**Written problem:**
Without altering anything, repeat each of the records.

**Record set:**
--

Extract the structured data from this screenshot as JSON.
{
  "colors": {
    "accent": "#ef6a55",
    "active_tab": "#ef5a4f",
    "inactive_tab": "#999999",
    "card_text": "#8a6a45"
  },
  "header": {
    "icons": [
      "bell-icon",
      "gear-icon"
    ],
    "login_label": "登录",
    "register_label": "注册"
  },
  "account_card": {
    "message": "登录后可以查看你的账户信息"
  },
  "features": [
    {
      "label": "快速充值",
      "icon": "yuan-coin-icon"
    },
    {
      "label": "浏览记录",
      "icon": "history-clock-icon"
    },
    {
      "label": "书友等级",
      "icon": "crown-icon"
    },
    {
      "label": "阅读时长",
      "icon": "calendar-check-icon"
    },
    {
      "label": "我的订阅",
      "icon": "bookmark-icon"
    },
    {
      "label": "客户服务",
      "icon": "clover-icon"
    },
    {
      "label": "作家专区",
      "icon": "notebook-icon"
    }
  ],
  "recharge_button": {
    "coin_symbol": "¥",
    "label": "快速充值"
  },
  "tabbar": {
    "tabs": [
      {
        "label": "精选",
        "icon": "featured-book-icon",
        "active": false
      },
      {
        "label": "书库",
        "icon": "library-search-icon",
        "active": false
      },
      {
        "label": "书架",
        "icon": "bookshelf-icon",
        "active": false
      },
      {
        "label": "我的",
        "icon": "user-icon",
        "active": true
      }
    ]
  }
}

--

**Exercise answer:**
Extract the structured data from this screenshot as JSON.
{
  "colors": {
    "accent": "#ef6a55",
    "active_tab": "#ef5a4f",
    "inactive_tab": "#999999",
    "card_text": "#8a6a45"
  },
  "header": {
    "icons": [
      "bell-icon",
      "gear-icon"
    ],
    "login_label": "登录",
    "register_label": "注册"
  },
  "account_card": {
    "message": "登录后可以查看你的账户信息"
  },
  "features": [
    {
      "label": "快速充值",
      "icon": "yuan-coin-icon"
    },
    {
      "label": "浏览记录",
      "icon": "history-clock-icon"
    },
    {
      "label": "书友等级",
      "icon": "crown-icon"
    },
    {
      "label": "阅读时长",
      "icon": "calendar-check-icon"
    },
    {
      "label": "我的订阅",
      "icon": "bookmark-icon"
    },
    {
      "label": "客户服务",
      "icon": "clover-icon"
    },
    {
      "label": "作家专区",
      "icon": "notebook-icon"
    }
  ],
  "recharge_button": {
    "coin_symbol": "¥",
    "label": "快速充值"
  },
  "tabbar": {
    "tabs": [
      {
        "label": "精选",
        "icon": "featured-book-icon",
        "active": false
      },
      {
        "label": "书库",
        "icon": "library-search-icon",
        "active": false
      },
      {
        "label": "书架",
        "icon": "bookshelf-icon",
        "active": false
      },
      {
        "label": "我的",
        "icon": "user-icon",
        "active": true
      }
    ]
  }
}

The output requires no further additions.